DO THIS: Without the pictures, give the entries below again exactly as written.

:::::

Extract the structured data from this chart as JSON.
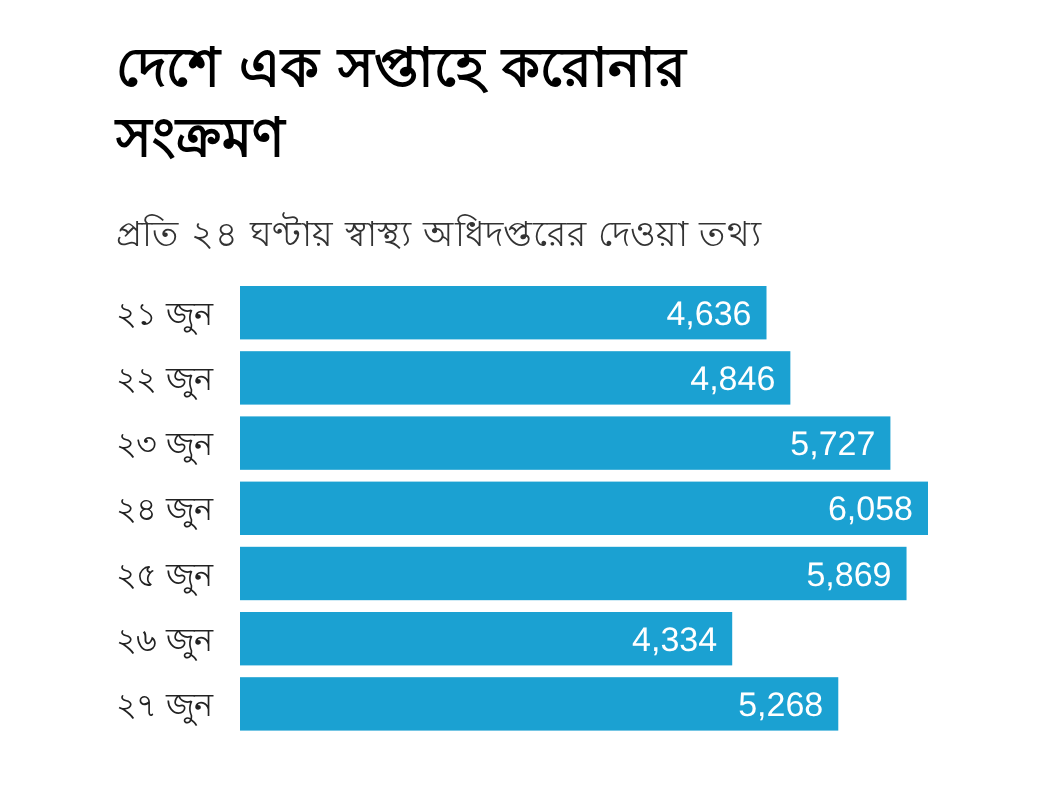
{
  "chart_data": {
    "type": "bar",
    "orientation": "horizontal",
    "title": "দেশে এক সপ্তাহে করোনার সংক্রমণ",
    "subtitle": "প্রতি ২৪ ঘণ্টায় স্বাস্থ্য অধিদপ্তরের দেওয়া তথ্য",
    "categories": [
      "২১ জুন",
      "২২ জুন",
      "২৩ জুন",
      "২৪ জুন",
      "২৫ জুন",
      "২৬ জুন",
      "২৭ জুন"
    ],
    "values": [
      4636,
      4846,
      5727,
      6058,
      5869,
      4334,
      5268
    ],
    "value_labels": [
      "4,636",
      "4,846",
      "5,727",
      "6,058",
      "5,869",
      "4,334",
      "5,268"
    ],
    "color": "#1ba1d2"
  }
}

:::::

RESPONSE TO THIS TASK:
Extract the structured data from this chart as JSON.
{
  "chart_data": {
    "type": "bar",
    "orientation": "horizontal",
    "title": "দেশে এক সপ্তাহে করোনার সংক্রমণ",
    "subtitle": "প্রতি ২৪ ঘণ্টায় স্বাস্থ্য অধিদপ্তরের দেওয়া তথ্য",
    "categories": [
      "২১ জুন",
      "২২ জুন",
      "২৩ জুন",
      "২৪ জুন",
      "২৫ জুন",
      "২৬ জুন",
      "২৭ জুন"
    ],
    "values": [
      4636,
      4846,
      5727,
      6058,
      5869,
      4334,
      5268
    ],
    "value_labels": [
      "4,636",
      "4,846",
      "5,727",
      "6,058",
      "5,869",
      "4,334",
      "5,268"
    ],
    "color": "#1ba1d2"
  }
}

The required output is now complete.